Data extracted from a collection:

┌────────

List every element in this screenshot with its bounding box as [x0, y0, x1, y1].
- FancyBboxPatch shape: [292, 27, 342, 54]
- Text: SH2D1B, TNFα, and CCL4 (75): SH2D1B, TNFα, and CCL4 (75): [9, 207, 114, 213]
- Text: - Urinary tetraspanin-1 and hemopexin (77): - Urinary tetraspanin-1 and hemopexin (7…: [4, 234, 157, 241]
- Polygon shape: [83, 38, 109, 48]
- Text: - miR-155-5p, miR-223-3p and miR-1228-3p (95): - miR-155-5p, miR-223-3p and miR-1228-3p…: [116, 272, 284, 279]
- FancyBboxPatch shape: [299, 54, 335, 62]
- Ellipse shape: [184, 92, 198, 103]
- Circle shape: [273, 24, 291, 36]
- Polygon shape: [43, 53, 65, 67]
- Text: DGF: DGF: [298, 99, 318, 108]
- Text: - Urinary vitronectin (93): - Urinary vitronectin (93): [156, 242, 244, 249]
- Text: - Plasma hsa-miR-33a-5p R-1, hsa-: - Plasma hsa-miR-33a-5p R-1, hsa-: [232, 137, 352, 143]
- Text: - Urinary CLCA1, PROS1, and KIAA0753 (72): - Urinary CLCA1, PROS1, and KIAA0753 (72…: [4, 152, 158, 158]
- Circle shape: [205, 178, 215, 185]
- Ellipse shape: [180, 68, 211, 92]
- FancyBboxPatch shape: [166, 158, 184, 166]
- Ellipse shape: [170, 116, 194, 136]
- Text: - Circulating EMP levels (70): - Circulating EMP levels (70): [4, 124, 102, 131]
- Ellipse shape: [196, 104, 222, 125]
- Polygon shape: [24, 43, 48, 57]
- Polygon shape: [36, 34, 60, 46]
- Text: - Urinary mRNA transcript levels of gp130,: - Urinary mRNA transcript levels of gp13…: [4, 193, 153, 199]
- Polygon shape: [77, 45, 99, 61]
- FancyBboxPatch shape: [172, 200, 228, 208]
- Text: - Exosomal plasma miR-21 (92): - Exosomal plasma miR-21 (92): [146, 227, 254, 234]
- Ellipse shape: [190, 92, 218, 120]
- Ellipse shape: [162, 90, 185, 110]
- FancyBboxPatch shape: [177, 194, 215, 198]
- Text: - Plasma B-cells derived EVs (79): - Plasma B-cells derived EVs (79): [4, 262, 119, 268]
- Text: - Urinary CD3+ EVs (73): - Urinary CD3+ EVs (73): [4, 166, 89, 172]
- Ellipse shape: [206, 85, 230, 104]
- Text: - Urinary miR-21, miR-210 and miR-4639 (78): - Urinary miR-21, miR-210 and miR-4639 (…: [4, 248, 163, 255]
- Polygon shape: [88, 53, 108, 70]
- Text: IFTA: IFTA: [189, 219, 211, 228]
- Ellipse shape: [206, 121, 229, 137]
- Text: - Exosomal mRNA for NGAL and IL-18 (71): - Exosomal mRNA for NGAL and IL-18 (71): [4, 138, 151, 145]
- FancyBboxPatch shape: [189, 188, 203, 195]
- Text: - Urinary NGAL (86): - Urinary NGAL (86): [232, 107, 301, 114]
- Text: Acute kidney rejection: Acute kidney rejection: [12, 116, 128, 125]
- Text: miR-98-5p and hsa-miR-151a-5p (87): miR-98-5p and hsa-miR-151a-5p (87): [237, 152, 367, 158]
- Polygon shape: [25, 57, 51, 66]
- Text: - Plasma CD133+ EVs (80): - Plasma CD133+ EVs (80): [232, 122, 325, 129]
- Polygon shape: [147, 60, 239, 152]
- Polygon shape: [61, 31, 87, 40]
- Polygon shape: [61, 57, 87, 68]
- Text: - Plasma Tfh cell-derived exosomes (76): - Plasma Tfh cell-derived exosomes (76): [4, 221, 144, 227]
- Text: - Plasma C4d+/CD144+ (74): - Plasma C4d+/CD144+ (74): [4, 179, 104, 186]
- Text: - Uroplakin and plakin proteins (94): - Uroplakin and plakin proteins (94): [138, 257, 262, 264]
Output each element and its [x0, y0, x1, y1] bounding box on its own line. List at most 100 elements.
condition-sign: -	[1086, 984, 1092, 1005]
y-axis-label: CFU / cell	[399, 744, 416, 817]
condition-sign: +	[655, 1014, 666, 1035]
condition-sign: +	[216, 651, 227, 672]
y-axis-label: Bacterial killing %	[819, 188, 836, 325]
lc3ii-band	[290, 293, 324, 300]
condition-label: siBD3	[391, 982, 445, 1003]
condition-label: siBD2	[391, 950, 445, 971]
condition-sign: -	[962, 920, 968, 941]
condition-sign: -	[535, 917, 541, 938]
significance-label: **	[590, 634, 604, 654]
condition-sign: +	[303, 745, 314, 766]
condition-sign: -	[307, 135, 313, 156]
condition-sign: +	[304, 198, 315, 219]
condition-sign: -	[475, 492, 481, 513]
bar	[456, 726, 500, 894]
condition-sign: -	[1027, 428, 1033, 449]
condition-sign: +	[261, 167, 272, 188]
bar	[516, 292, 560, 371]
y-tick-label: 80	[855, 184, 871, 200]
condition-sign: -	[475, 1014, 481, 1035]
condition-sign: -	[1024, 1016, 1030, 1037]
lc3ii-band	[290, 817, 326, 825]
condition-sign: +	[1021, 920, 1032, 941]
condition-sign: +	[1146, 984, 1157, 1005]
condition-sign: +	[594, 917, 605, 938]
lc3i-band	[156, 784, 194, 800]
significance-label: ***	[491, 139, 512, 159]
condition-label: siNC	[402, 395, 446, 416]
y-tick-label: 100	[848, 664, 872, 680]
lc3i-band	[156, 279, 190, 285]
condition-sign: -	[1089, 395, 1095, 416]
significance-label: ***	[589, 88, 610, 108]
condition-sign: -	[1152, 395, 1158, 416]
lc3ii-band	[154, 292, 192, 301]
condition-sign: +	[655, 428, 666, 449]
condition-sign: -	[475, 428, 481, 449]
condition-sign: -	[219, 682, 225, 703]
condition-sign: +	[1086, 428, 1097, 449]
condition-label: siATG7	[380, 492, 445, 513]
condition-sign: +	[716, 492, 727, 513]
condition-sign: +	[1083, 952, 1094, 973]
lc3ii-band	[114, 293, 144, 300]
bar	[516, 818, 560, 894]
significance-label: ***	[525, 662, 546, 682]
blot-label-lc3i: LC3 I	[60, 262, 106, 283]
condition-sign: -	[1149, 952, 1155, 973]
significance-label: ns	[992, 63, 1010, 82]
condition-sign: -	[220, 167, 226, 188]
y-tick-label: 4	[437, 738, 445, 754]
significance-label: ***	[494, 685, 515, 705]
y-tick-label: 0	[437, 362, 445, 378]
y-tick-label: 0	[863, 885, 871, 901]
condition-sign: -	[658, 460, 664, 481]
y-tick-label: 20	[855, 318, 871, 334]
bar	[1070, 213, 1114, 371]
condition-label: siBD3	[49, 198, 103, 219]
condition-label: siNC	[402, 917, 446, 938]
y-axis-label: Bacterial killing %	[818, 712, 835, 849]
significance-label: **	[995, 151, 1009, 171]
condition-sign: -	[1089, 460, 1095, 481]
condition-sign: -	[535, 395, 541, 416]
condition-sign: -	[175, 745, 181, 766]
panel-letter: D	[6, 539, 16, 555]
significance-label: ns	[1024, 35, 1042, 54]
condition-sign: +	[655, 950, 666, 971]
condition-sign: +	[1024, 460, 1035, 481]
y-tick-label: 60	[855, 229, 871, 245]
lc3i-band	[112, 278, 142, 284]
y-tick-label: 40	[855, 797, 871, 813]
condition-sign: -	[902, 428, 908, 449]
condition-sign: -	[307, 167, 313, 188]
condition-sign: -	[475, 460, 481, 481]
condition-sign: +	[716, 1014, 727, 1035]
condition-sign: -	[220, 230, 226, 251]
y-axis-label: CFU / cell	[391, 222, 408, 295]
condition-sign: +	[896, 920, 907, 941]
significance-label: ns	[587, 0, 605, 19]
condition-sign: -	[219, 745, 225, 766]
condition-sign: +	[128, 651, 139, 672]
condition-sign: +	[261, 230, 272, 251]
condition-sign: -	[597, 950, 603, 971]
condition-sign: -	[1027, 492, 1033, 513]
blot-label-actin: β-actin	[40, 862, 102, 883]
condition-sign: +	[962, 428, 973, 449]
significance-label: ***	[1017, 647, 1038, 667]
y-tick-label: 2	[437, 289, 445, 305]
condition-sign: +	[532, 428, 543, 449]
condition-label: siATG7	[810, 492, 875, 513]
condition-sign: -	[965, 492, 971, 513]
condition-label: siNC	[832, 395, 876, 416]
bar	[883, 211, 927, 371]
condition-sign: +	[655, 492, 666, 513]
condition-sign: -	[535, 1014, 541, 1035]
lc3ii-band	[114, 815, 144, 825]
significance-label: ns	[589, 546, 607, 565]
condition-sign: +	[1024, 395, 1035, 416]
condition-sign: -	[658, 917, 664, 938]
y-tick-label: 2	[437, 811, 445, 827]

└────────

Task statement:
Filter the entries and copy out every line with the word "derived".

Task answer:
- Text: - Plasma B-cells derived EVs (79): - Plasma B-cells derived EVs (79): [4, 262, 119, 268]
- Text: - Plasma Tfh cell-derived exosomes (76): - Plasma Tfh cell-derived exosomes (76): [4, 221, 144, 227]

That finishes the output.